> _Records for the task_:

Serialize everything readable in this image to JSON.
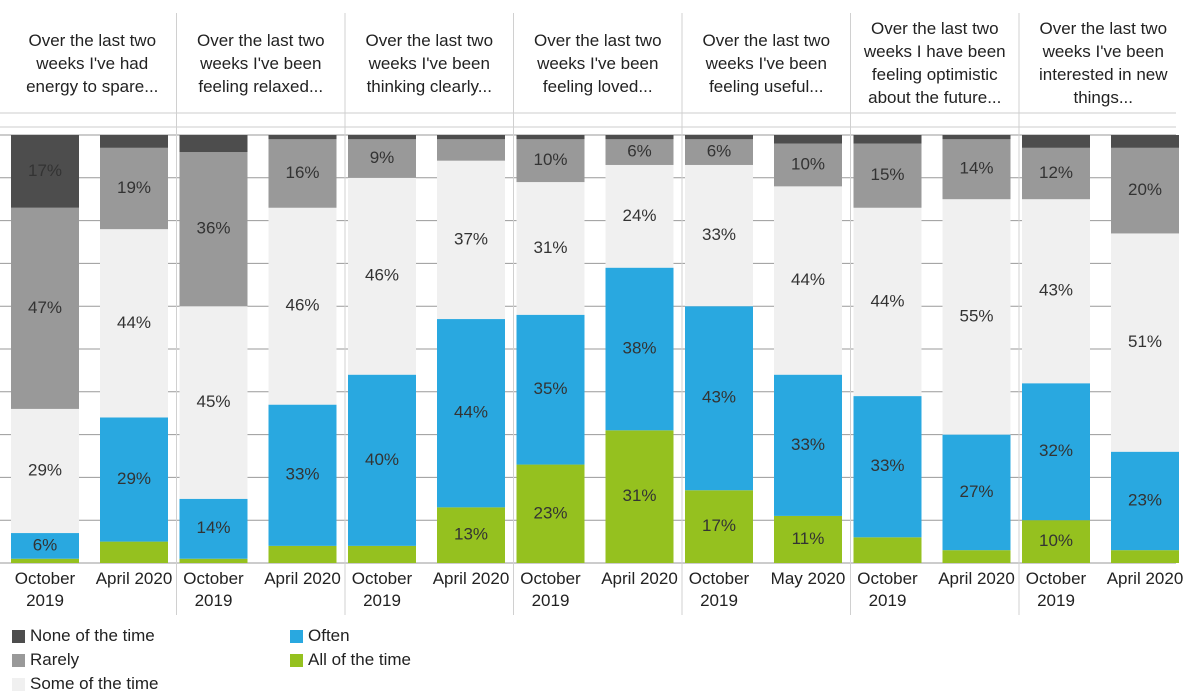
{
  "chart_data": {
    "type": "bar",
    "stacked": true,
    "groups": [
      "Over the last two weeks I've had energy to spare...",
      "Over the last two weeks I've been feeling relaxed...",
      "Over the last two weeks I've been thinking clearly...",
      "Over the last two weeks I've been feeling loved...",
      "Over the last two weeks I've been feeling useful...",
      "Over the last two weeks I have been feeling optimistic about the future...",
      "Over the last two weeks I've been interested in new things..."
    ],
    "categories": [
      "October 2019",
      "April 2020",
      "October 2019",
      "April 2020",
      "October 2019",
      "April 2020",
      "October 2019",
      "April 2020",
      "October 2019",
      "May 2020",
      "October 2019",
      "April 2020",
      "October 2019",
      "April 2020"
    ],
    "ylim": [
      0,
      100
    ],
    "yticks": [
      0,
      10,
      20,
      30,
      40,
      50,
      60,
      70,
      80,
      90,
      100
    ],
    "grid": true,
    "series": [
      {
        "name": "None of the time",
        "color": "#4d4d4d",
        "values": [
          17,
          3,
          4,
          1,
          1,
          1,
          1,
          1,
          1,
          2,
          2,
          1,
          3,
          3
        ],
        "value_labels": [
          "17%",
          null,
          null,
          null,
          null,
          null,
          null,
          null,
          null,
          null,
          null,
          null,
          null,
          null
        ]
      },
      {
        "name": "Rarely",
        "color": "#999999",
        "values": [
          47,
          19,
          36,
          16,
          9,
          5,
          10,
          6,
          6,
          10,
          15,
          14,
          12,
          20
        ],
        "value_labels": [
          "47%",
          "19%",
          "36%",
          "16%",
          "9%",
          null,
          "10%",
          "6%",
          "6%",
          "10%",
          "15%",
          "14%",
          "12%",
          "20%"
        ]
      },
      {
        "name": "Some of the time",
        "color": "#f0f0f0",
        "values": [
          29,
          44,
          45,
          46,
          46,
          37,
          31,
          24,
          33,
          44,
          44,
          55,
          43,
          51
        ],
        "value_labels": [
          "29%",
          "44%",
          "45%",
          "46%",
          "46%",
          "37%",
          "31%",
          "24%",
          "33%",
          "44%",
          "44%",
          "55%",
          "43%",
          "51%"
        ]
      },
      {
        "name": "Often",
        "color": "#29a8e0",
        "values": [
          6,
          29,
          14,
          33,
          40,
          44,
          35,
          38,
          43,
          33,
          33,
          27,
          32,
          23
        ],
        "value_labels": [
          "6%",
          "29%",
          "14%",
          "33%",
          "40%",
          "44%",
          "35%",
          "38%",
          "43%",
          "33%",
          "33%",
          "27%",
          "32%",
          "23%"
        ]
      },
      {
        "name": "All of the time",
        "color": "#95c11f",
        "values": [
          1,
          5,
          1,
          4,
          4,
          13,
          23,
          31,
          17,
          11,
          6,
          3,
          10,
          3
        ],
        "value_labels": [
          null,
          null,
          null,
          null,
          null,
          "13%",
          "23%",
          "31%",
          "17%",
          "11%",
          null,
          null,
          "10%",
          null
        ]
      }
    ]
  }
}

...

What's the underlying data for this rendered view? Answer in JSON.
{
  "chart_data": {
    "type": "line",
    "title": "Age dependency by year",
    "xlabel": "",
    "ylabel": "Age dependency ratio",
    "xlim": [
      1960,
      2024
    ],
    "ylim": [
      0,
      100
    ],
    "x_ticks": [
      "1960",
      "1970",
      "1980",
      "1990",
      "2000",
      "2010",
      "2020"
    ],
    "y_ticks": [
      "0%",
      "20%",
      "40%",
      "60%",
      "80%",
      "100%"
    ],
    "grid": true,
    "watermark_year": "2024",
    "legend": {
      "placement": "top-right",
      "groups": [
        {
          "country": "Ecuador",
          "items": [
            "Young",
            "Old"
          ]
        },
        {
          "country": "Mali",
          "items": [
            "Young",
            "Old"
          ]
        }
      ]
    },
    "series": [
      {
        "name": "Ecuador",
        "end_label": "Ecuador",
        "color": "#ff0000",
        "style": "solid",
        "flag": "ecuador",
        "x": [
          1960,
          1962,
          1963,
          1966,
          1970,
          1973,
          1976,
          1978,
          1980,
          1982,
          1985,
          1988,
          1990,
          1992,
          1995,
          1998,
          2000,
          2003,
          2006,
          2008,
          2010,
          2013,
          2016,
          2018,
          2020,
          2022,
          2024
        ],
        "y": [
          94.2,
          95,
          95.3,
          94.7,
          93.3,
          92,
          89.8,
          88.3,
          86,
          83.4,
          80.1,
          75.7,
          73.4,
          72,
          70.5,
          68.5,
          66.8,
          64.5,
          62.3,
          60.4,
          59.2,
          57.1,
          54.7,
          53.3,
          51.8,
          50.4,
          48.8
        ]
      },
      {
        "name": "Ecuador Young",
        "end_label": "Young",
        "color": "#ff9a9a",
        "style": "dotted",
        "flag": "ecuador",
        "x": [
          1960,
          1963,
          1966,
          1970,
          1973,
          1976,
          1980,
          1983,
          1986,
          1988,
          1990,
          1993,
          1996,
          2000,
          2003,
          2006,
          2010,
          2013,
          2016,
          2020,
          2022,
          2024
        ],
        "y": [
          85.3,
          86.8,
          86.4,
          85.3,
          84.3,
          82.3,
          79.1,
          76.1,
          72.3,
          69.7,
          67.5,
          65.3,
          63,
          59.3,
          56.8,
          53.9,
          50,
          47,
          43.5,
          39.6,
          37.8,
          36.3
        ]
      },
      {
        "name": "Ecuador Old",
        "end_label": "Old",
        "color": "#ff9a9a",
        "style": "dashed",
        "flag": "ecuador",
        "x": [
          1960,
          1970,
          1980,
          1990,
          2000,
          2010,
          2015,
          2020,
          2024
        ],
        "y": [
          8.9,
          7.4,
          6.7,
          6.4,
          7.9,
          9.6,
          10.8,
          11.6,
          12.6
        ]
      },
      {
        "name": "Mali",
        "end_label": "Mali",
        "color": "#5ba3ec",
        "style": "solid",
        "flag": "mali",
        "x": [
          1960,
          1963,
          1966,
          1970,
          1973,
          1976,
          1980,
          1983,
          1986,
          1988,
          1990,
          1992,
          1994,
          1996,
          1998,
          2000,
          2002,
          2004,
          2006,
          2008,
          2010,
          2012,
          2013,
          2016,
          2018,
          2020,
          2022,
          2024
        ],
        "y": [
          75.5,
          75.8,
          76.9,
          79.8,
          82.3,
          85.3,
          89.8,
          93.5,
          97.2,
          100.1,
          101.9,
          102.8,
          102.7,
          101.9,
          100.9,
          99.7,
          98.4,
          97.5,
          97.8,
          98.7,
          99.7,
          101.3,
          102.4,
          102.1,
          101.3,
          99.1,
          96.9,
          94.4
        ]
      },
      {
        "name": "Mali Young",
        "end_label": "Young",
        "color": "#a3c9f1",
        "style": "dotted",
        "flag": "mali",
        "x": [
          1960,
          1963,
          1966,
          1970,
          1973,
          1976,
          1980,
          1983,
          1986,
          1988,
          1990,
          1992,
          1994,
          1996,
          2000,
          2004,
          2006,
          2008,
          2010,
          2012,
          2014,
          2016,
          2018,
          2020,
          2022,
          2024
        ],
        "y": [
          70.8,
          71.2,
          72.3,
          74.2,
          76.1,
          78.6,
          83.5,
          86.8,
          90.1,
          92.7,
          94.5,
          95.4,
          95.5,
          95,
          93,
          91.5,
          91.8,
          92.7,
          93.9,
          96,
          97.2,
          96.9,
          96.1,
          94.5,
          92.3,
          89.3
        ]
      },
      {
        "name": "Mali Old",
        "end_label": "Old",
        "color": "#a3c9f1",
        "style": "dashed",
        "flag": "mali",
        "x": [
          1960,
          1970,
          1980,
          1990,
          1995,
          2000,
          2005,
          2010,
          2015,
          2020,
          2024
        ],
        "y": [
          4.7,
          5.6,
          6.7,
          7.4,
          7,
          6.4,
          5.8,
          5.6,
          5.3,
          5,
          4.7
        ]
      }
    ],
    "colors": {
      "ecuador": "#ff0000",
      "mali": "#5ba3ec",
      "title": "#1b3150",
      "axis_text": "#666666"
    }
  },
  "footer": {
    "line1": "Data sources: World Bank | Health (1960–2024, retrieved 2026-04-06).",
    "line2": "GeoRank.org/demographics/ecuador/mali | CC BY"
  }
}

---

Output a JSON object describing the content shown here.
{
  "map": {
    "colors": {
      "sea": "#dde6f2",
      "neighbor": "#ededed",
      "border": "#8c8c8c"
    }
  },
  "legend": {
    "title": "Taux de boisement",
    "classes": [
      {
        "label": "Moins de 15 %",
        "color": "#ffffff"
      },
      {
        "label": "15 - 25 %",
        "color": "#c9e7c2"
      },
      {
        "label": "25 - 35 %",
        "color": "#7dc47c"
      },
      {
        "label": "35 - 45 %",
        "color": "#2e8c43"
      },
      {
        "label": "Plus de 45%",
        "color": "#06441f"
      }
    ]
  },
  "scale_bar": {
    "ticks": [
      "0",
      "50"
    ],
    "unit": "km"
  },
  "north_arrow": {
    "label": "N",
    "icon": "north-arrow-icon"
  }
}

> _Problem to work on_:
Find the word "name" in the entries, and copy every line it shows up in.

> _Task result_:
        "name": "None of the time",
        "name": "Rarely",
        "name": "Some of the time",
        "name": "Often",
        "name": "All of the time",
        "name": "Ecuador",
        "name": "Ecuador Young",
        "name": "Ecuador Old",
        "name": "Mali",
        "name": "Mali Young",
        "name": "Mali Old",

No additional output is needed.